** BEGIN **
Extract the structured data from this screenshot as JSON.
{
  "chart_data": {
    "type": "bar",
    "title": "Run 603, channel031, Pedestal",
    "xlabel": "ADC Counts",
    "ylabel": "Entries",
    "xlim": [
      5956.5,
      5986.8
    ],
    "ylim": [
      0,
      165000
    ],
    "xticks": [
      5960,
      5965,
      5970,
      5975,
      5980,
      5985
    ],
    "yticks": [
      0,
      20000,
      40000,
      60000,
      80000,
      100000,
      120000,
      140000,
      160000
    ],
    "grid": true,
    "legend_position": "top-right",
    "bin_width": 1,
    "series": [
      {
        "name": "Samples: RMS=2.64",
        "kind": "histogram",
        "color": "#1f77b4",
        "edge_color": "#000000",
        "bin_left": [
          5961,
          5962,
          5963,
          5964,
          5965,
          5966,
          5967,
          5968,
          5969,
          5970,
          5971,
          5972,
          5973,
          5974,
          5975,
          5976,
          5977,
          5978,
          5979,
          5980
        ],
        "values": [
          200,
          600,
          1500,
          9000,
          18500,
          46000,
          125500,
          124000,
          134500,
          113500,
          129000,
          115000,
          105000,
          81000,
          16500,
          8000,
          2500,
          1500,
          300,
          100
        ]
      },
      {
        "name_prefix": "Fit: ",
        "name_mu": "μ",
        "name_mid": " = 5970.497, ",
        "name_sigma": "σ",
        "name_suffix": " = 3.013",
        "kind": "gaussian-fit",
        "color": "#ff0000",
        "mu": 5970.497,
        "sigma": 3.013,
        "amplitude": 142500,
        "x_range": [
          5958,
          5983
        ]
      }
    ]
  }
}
** END **
Reproduce each line verbatim.

| Final answer |
Extract the structured data from this screenshot as JSON.
{
  "chart_data": {
    "type": "bar",
    "title": "Run 603, channel031, Pedestal",
    "xlabel": "ADC Counts",
    "ylabel": "Entries",
    "xlim": [
      5956.5,
      5986.8
    ],
    "ylim": [
      0,
      165000
    ],
    "xticks": [
      5960,
      5965,
      5970,
      5975,
      5980,
      5985
    ],
    "yticks": [
      0,
      20000,
      40000,
      60000,
      80000,
      100000,
      120000,
      140000,
      160000
    ],
    "grid": true,
    "legend_position": "top-right",
    "bin_width": 1,
    "series": [
      {
        "name": "Samples: RMS=2.64",
        "kind": "histogram",
        "color": "#1f77b4",
        "edge_color": "#000000",
        "bin_left": [
          5961,
          5962,
          5963,
          5964,
          5965,
          5966,
          5967,
          5968,
          5969,
          5970,
          5971,
          5972,
          5973,
          5974,
          5975,
          5976,
          5977,
          5978,
          5979,
          5980
        ],
        "values": [
          200,
          600,
          1500,
          9000,
          18500,
          46000,
          125500,
          124000,
          134500,
          113500,
          129000,
          115000,
          105000,
          81000,
          16500,
          8000,
          2500,
          1500,
          300,
          100
        ]
      },
      {
        "name_prefix": "Fit: ",
        "name_mu": "μ",
        "name_mid": " = 5970.497, ",
        "name_sigma": "σ",
        "name_suffix": " = 3.013",
        "kind": "gaussian-fit",
        "color": "#ff0000",
        "mu": 5970.497,
        "sigma": 3.013,
        "amplitude": 142500,
        "x_range": [
          5958,
          5983
        ]
      }
    ]
  }
}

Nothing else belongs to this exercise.